WRITTEN EXERCISE ::
Say how many lines contain "totales", using only the number.

ENTRIES start

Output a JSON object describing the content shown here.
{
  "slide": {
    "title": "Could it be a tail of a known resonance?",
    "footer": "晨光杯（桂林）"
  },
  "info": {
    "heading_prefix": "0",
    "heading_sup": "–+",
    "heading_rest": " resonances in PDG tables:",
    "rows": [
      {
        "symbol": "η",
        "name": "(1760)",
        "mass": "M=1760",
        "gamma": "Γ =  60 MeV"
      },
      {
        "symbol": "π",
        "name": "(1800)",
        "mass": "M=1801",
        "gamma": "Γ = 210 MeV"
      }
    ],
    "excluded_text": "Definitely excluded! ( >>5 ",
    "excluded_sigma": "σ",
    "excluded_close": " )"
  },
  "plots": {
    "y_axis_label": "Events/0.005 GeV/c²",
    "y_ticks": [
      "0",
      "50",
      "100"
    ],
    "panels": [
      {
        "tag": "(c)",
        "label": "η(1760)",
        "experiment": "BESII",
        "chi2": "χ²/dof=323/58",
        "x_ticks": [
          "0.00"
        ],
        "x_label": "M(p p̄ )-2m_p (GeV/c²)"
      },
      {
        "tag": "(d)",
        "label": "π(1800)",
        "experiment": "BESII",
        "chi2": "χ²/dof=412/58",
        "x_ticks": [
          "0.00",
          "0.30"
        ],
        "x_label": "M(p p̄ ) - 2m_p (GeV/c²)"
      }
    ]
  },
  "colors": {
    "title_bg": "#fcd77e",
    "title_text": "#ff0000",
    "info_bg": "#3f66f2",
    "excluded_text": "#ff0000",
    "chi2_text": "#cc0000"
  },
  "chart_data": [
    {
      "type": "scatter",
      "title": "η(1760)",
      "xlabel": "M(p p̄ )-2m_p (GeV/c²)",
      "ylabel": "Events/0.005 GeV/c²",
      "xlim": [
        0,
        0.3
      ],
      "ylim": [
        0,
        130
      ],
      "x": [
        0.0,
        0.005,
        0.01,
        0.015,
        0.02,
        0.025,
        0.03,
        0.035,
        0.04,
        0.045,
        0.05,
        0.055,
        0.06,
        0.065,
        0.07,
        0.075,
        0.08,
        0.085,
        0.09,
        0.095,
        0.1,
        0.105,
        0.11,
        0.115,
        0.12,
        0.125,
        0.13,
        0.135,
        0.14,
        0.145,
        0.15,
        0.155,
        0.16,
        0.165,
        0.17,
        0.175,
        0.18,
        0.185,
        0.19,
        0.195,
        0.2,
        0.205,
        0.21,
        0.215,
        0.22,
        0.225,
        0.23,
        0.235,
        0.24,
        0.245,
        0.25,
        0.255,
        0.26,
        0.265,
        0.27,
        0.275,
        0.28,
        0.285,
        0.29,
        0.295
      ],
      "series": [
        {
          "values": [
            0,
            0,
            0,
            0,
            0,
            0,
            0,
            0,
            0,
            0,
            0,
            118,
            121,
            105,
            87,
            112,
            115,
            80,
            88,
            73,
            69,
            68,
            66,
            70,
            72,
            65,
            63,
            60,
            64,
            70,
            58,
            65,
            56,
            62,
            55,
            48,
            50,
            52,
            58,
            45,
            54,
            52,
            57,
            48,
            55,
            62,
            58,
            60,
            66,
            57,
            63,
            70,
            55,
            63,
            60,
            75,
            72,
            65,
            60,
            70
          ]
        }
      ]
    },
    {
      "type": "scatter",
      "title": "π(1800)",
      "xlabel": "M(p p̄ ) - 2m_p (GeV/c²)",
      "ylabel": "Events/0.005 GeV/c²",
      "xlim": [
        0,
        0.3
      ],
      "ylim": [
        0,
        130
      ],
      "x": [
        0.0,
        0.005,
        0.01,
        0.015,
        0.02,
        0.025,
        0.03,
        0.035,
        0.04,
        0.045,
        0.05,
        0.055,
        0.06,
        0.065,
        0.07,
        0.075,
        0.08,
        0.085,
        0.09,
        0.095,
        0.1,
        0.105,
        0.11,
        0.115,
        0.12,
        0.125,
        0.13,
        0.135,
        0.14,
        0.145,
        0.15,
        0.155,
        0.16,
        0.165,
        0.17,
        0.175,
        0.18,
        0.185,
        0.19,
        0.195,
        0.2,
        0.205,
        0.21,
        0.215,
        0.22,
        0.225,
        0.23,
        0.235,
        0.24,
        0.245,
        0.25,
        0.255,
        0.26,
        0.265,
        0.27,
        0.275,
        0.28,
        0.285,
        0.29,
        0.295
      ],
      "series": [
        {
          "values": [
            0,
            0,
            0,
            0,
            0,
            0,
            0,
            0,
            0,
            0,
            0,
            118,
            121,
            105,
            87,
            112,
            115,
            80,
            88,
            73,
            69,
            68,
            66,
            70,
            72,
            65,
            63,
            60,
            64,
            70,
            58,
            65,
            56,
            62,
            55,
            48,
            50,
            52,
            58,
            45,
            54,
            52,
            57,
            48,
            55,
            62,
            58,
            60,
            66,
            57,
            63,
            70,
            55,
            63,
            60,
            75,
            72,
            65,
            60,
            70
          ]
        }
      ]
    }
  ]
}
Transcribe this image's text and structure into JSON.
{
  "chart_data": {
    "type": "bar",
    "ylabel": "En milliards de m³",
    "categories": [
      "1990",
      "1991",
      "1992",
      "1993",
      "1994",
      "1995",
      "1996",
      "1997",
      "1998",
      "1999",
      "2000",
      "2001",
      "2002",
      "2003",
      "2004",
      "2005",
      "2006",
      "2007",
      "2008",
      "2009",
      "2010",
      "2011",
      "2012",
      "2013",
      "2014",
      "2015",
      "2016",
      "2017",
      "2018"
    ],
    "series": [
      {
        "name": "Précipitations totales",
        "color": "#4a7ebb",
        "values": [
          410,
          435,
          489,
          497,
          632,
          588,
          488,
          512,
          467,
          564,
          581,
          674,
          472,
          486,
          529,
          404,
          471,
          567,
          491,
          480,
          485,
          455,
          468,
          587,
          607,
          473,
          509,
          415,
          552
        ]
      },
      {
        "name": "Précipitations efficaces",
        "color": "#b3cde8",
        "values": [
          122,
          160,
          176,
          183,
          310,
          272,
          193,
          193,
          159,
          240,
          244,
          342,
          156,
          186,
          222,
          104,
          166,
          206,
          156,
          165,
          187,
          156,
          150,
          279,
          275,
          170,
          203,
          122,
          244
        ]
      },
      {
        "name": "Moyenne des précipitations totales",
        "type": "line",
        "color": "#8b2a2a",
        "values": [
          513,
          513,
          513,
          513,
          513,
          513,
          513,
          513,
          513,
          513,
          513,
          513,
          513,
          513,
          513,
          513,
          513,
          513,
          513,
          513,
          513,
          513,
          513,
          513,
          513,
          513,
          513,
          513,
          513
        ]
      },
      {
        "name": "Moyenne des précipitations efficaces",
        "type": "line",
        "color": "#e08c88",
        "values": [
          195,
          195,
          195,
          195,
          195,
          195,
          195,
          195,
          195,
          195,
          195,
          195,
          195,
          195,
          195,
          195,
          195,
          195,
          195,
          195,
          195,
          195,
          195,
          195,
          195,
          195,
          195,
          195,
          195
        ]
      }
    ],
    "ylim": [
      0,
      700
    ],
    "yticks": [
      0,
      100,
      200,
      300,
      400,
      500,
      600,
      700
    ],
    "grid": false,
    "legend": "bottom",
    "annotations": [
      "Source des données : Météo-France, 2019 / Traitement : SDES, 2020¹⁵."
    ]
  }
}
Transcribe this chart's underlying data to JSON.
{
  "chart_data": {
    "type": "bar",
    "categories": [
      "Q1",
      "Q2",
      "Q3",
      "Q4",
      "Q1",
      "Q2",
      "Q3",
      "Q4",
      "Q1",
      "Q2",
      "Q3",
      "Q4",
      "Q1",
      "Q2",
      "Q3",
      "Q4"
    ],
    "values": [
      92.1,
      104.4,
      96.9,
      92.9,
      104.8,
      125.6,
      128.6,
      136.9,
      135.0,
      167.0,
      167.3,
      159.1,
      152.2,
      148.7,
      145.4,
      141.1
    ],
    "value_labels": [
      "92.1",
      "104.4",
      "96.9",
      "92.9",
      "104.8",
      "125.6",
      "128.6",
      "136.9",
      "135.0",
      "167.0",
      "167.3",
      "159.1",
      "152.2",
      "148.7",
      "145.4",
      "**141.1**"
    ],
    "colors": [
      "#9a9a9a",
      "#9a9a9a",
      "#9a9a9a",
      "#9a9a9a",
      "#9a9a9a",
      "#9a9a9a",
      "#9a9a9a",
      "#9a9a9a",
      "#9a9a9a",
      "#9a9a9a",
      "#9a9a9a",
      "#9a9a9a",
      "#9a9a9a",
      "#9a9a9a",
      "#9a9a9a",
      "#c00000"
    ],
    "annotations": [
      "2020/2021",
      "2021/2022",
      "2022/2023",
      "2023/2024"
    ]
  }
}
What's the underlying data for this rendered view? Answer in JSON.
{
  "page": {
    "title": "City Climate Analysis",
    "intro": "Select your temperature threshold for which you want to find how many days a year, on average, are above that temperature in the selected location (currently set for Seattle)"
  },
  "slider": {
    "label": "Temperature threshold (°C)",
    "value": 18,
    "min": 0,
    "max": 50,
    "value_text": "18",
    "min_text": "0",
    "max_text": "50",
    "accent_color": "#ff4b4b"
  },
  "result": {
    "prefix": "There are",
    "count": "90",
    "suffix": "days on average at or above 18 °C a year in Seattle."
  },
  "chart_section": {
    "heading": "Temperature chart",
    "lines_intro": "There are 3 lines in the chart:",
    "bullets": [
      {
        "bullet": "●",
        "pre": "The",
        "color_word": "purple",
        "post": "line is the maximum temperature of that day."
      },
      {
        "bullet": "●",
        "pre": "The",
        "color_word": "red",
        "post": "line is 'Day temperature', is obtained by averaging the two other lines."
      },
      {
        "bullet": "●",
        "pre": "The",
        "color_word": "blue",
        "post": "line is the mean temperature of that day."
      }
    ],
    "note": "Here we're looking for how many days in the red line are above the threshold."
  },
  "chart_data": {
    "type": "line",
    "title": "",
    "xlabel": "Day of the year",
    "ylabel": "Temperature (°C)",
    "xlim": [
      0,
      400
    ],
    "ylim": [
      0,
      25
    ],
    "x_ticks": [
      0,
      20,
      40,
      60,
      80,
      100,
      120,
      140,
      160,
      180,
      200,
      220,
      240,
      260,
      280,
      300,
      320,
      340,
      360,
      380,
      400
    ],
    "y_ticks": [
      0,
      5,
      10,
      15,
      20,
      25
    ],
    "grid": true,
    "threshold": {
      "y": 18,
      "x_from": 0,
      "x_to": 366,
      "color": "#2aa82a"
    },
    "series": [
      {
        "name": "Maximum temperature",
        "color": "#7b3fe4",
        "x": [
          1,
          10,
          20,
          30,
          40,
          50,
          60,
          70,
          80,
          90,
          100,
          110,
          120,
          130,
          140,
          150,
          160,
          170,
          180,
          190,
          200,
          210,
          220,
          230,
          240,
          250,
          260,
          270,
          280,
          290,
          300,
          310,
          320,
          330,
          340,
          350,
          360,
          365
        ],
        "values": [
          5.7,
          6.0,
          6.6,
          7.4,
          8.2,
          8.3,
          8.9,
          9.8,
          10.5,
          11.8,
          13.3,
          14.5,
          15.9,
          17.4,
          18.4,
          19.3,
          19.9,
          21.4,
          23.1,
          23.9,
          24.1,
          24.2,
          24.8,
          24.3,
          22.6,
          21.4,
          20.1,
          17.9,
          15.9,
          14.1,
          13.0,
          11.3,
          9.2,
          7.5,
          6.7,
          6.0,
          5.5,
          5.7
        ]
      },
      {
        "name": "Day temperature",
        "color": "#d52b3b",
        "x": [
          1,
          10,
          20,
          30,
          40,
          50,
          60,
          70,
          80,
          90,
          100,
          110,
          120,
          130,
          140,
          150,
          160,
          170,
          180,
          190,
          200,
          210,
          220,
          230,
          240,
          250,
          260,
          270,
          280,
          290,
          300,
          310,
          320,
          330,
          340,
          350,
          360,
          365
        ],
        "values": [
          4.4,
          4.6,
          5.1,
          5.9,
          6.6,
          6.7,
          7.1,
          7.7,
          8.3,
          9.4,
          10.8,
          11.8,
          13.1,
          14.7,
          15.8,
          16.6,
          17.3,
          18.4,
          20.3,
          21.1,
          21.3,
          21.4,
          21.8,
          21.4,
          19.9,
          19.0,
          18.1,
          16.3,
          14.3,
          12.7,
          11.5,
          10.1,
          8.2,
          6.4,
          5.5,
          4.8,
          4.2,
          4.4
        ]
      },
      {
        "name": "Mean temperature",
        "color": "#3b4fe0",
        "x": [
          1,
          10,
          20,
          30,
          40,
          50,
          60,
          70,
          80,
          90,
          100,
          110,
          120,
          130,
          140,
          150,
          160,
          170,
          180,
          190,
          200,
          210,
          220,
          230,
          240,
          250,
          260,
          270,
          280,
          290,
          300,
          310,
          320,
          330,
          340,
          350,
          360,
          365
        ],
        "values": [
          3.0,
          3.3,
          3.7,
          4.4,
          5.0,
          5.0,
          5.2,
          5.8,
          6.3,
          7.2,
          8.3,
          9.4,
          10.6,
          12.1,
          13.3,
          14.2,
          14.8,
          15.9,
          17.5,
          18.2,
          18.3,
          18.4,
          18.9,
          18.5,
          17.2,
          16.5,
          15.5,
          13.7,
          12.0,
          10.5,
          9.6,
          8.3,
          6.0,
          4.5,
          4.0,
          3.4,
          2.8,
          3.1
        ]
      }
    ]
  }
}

ENTRIES end

WRITTEN REPLY ::
2